TASK REQUIREMENTS
Go through the data below. List every line that holds the word "ffffff".

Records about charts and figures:
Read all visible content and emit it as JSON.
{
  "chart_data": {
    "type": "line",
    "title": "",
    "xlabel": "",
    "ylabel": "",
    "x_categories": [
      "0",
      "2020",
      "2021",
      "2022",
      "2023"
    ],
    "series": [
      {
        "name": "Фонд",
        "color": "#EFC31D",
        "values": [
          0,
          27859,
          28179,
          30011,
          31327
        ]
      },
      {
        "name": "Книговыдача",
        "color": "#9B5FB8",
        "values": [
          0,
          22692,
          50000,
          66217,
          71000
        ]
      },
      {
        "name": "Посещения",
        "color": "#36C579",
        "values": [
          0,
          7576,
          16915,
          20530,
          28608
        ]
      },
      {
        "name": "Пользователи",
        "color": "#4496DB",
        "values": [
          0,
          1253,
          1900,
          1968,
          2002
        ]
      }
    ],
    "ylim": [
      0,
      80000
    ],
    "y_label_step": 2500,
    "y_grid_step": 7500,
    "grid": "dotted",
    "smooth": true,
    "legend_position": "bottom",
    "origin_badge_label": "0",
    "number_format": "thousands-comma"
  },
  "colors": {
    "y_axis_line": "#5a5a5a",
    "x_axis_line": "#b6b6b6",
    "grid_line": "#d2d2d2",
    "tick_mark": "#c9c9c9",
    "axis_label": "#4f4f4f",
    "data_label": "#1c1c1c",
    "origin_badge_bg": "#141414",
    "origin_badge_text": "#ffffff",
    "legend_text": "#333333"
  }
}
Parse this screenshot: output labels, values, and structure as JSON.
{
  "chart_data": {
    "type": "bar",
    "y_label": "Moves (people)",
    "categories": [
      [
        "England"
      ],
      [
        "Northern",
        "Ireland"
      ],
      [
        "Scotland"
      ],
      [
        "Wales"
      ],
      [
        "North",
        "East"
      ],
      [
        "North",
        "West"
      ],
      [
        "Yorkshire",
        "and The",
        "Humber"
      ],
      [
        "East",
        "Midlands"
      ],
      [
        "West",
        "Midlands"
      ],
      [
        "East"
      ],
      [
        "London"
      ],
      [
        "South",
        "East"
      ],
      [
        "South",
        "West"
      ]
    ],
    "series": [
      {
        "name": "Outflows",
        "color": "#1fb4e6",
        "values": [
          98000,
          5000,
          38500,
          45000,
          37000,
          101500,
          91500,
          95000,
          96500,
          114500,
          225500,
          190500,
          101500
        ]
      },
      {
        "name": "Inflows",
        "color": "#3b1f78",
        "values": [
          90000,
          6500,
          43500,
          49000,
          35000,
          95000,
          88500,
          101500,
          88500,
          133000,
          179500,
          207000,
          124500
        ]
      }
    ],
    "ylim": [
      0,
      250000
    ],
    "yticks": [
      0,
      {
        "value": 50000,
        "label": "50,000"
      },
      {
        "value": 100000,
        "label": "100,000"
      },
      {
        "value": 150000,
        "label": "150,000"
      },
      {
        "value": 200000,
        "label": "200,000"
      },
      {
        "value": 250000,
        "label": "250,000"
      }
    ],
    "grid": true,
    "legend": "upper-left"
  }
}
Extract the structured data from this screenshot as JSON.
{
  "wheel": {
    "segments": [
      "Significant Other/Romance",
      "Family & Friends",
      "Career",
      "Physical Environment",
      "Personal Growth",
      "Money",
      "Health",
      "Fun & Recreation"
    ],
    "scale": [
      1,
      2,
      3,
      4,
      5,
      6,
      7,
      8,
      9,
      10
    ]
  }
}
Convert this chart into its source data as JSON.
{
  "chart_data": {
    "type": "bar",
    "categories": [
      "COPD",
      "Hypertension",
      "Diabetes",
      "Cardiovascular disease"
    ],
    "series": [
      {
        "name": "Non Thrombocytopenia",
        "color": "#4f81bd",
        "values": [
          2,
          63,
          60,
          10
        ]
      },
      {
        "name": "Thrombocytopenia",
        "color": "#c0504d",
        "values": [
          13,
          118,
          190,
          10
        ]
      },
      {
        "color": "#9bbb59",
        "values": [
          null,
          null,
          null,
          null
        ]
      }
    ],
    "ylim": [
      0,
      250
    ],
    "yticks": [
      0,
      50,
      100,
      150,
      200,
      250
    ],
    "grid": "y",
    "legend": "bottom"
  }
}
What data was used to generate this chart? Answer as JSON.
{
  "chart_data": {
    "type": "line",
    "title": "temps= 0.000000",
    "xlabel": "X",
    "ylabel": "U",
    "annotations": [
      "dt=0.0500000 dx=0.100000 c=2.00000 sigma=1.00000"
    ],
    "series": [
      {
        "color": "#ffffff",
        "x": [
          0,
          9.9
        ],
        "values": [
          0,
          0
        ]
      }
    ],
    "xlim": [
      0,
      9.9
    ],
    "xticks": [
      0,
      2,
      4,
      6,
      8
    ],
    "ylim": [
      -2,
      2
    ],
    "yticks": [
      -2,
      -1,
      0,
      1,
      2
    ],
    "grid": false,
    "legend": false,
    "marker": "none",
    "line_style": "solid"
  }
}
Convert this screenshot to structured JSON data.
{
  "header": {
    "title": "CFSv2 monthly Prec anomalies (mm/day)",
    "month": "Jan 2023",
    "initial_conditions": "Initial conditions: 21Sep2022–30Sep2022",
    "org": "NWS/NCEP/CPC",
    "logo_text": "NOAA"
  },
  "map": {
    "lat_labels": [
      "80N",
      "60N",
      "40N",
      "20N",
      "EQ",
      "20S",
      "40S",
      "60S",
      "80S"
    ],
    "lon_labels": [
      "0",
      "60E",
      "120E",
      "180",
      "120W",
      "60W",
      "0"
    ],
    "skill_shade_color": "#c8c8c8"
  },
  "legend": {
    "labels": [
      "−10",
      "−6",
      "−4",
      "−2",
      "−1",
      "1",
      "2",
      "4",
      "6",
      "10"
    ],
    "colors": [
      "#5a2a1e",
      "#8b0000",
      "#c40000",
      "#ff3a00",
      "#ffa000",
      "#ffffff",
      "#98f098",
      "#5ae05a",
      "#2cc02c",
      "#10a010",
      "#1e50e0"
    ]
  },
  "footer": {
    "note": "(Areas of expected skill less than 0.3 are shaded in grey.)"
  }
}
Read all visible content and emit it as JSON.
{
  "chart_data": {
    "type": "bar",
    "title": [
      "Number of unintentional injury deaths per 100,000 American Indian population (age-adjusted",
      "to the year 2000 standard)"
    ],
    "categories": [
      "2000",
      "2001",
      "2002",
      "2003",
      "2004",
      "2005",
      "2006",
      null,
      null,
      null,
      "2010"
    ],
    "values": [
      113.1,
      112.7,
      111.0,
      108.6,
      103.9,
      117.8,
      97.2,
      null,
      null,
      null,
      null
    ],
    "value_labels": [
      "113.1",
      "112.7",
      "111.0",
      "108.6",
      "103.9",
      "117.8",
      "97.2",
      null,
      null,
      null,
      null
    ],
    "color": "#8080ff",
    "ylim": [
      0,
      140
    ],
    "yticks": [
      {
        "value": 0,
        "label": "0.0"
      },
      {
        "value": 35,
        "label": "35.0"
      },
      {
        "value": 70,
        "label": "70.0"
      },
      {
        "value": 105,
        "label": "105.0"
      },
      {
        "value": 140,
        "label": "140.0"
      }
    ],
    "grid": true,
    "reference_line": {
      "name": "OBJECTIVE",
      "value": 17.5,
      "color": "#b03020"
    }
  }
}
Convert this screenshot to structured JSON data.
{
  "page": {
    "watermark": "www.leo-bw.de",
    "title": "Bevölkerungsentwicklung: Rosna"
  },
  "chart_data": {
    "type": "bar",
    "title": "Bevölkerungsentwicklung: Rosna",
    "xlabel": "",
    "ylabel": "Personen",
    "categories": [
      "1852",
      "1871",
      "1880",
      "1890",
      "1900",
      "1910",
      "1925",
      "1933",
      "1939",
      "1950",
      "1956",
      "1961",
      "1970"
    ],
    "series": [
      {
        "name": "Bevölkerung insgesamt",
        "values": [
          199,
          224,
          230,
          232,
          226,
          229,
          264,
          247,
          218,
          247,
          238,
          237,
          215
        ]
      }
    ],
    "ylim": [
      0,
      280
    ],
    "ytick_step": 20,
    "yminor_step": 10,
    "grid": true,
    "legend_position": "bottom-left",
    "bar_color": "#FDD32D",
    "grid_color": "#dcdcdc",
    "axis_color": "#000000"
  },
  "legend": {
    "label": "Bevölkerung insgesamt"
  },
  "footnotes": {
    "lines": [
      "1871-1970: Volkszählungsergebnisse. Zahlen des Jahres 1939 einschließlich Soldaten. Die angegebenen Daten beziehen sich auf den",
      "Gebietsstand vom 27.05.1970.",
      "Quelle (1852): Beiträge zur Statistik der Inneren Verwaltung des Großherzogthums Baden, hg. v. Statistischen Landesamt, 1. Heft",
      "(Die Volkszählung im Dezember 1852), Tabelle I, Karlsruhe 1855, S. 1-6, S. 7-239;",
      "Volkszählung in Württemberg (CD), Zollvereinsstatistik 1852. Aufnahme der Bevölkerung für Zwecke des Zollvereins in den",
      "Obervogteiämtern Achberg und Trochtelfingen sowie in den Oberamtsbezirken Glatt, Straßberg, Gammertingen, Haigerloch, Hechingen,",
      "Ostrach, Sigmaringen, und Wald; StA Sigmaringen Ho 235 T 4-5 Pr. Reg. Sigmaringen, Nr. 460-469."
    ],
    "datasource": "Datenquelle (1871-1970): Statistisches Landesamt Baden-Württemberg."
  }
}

EXERCISE ANSWER
    "origin_badge_text": "#ffffff",
        "color": "#ffffff",
      "#ffffff",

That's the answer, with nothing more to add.